**What needs to be done**. Go through the data below and copy it exactly, skipping every picture.

Dataset rows:
↓
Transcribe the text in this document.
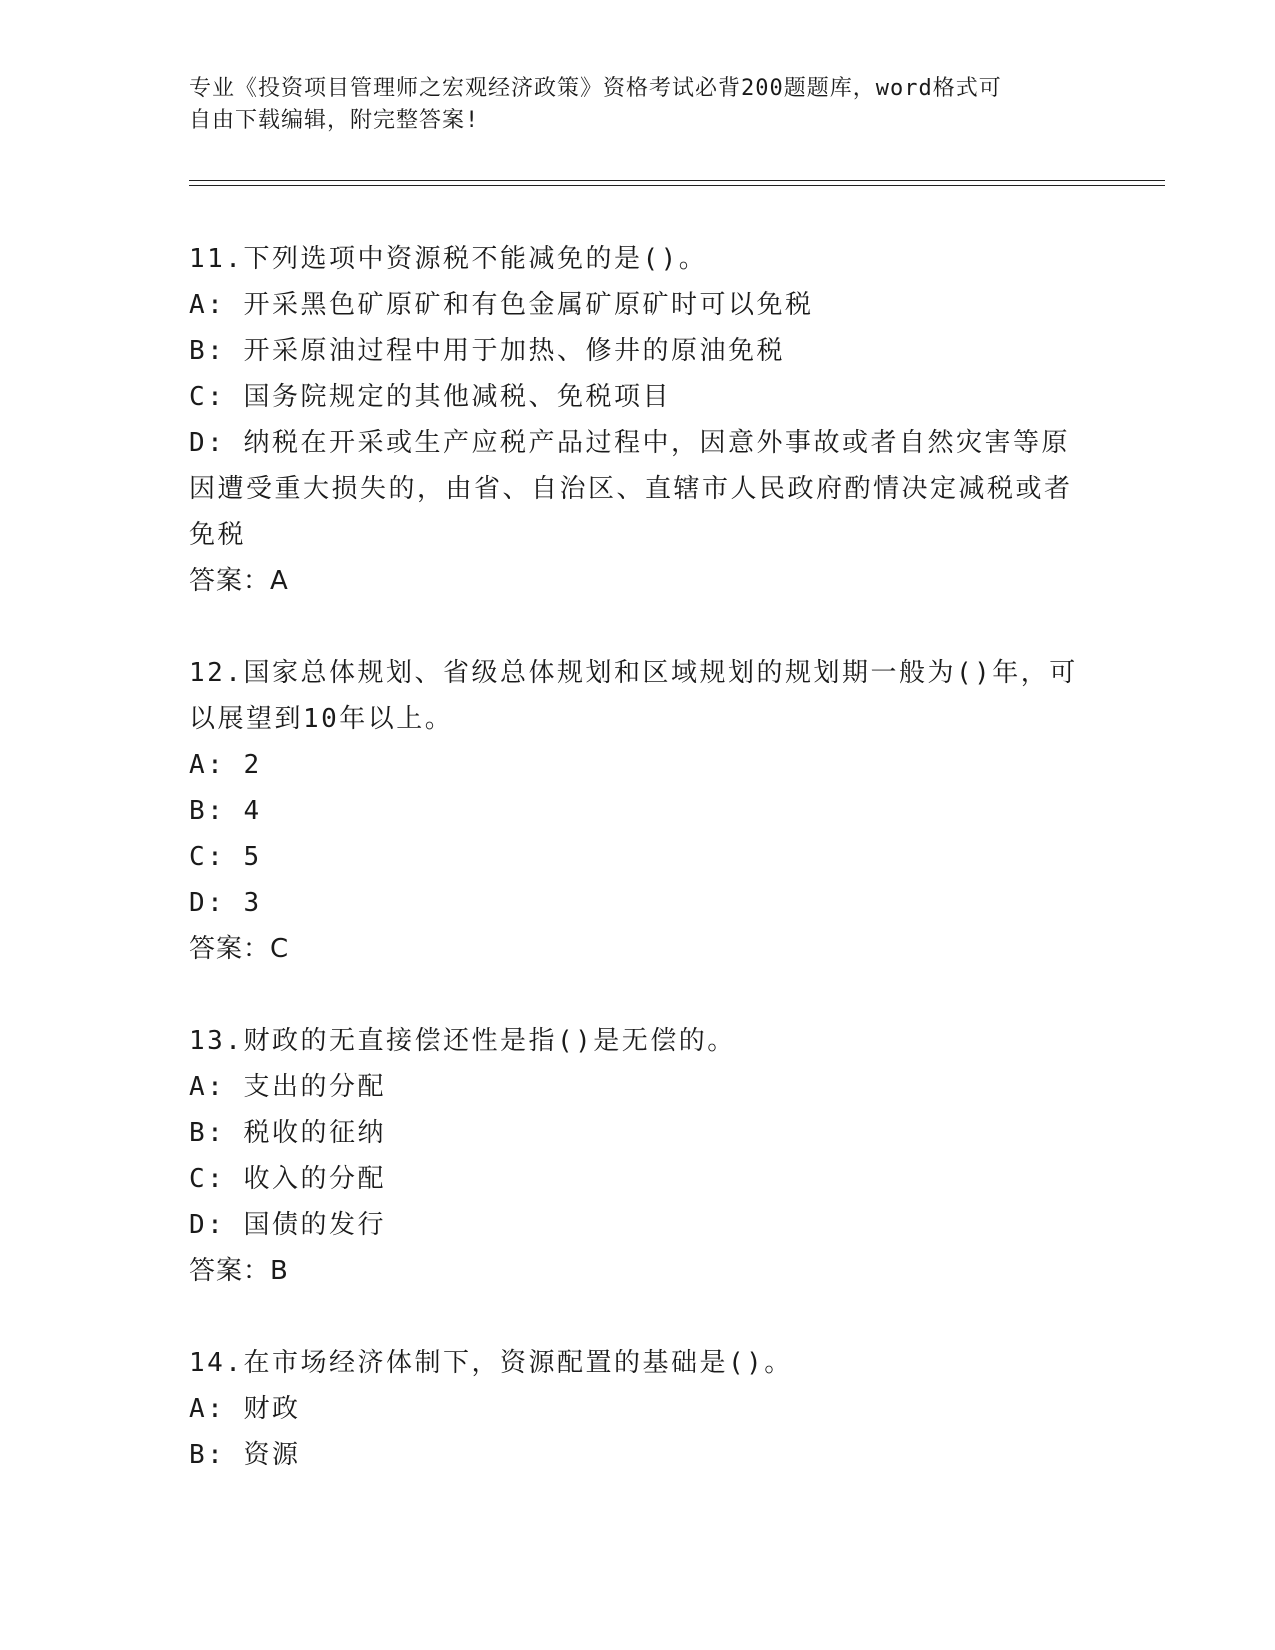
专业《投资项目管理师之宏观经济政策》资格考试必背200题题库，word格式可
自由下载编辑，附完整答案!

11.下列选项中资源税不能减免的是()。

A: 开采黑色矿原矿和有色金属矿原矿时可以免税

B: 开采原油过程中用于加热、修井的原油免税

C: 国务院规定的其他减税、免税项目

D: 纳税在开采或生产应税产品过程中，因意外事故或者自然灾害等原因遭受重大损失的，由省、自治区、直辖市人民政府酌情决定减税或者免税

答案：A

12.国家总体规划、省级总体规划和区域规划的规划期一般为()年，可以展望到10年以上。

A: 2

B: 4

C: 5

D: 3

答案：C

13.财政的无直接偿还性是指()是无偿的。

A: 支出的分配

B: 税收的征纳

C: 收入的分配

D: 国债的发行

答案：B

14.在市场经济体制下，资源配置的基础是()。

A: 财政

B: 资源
↑
**Answer for this exercise**.
Transcribe the text in this document.
专业《投资项目管理师之宏观经济政策》资格考试必背200题题库，word格式可
自由下载编辑，附完整答案!

11.下列选项中资源税不能减免的是()。

A: 开采黑色矿原矿和有色金属矿原矿时可以免税

B: 开采原油过程中用于加热、修井的原油免税

C: 国务院规定的其他减税、免税项目

D: 纳税在开采或生产应税产品过程中，因意外事故或者自然灾害等原因遭受重大损失的，由省、自治区、直辖市人民政府酌情决定减税或者免税

答案：A

12.国家总体规划、省级总体规划和区域规划的规划期一般为()年，可以展望到10年以上。

A: 2

B: 4

C: 5

D: 3

答案：C

13.财政的无直接偿还性是指()是无偿的。

A: 支出的分配

B: 税收的征纳

C: 收入的分配

D: 国债的发行

答案：B

14.在市场经济体制下，资源配置的基础是()。

A: 财政

B: 资源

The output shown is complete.